Task instructions —
Rename "eu-star" to "flag-star" throughout the data, from the first line through the line containing "- current-rating-arrow: 54: [305, 245, 360, 274]", and write out only those lines with nothing else altered.

Extracted material —
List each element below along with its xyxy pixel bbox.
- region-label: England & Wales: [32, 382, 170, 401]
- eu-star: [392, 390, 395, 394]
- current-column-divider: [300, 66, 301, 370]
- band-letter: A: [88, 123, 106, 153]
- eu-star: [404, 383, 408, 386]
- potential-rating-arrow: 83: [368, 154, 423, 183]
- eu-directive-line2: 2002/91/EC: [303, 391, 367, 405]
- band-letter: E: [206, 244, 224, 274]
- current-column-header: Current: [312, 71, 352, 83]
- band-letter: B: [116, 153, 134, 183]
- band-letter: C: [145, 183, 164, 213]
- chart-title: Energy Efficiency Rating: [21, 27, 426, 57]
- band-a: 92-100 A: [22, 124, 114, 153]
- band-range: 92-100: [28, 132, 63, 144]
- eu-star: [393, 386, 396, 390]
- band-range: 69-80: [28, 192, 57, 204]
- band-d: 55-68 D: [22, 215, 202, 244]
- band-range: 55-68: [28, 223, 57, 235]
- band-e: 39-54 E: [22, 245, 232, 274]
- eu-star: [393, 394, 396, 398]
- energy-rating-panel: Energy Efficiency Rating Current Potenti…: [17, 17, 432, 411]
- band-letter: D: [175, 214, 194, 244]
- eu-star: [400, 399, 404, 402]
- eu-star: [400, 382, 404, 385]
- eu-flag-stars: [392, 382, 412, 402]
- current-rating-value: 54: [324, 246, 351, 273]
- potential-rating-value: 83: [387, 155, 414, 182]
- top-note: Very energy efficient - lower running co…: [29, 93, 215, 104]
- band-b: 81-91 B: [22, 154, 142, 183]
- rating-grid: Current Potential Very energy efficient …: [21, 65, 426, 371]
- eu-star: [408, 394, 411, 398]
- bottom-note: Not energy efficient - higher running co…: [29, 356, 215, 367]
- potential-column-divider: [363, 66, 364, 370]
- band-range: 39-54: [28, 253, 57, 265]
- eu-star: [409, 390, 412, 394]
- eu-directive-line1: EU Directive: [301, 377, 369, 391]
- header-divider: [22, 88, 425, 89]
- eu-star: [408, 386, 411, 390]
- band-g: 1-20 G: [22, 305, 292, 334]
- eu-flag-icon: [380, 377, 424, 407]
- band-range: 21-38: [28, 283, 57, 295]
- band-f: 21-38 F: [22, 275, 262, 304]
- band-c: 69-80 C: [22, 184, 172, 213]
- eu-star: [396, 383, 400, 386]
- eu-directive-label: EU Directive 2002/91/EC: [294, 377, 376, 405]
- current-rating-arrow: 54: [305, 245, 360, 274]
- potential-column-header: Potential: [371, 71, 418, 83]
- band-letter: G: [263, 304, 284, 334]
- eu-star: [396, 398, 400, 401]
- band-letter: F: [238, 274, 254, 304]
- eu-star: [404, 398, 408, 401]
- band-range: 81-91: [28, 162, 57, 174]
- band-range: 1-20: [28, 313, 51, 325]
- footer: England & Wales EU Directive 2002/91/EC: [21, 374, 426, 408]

Output below —
List each element below along with its xyxy pixel bbox.
- region-label: England & Wales: [32, 382, 170, 401]
- flag-star: [392, 390, 395, 394]
- current-column-divider: [300, 66, 301, 370]
- band-letter: A: [88, 123, 106, 153]
- flag-star: [404, 383, 408, 386]
- potential-rating-arrow: 83: [368, 154, 423, 183]
- eu-directive-line2: 2002/91/EC: [303, 391, 367, 405]
- band-letter: E: [206, 244, 224, 274]
- current-column-header: Current: [312, 71, 352, 83]
- band-letter: B: [116, 153, 134, 183]
- band-letter: C: [145, 183, 164, 213]
- chart-title: Energy Efficiency Rating: [21, 27, 426, 57]
- band-a: 92-100 A: [22, 124, 114, 153]
- band-range: 92-100: [28, 132, 63, 144]
- flag-star: [393, 386, 396, 390]
- band-range: 69-80: [28, 192, 57, 204]
- band-d: 55-68 D: [22, 215, 202, 244]
- band-range: 55-68: [28, 223, 57, 235]
- band-e: 39-54 E: [22, 245, 232, 274]
- flag-star: [393, 394, 396, 398]
- energy-rating-panel: Energy Efficiency Rating Current Potenti…: [17, 17, 432, 411]
- band-letter: D: [175, 214, 194, 244]
- flag-star: [400, 399, 404, 402]
- flag-star: [400, 382, 404, 385]
- eu-flag-stars: [392, 382, 412, 402]
- current-rating-value: 54: [324, 246, 351, 273]
- potential-rating-value: 83: [387, 155, 414, 182]
- top-note: Very energy efficient - lower running co…: [29, 93, 215, 104]
- band-b: 81-91 B: [22, 154, 142, 183]
- rating-grid: Current Potential Very energy efficient …: [21, 65, 426, 371]
- flag-star: [408, 394, 411, 398]
- bottom-note: Not energy efficient - higher running co…: [29, 356, 215, 367]
- potential-column-divider: [363, 66, 364, 370]
- band-range: 39-54: [28, 253, 57, 265]
- flag-star: [409, 390, 412, 394]
- eu-directive-line1: EU Directive: [301, 377, 369, 391]
- header-divider: [22, 88, 425, 89]
- flag-star: [408, 386, 411, 390]
- band-g: 1-20 G: [22, 305, 292, 334]
- eu-flag-icon: [380, 377, 424, 407]
- band-range: 21-38: [28, 283, 57, 295]
- band-f: 21-38 F: [22, 275, 262, 304]
- band-c: 69-80 C: [22, 184, 172, 213]
- flag-star: [396, 383, 400, 386]
- eu-directive-label: EU Directive 2002/91/EC: [294, 377, 376, 405]
- current-rating-arrow: 54: [305, 245, 360, 274]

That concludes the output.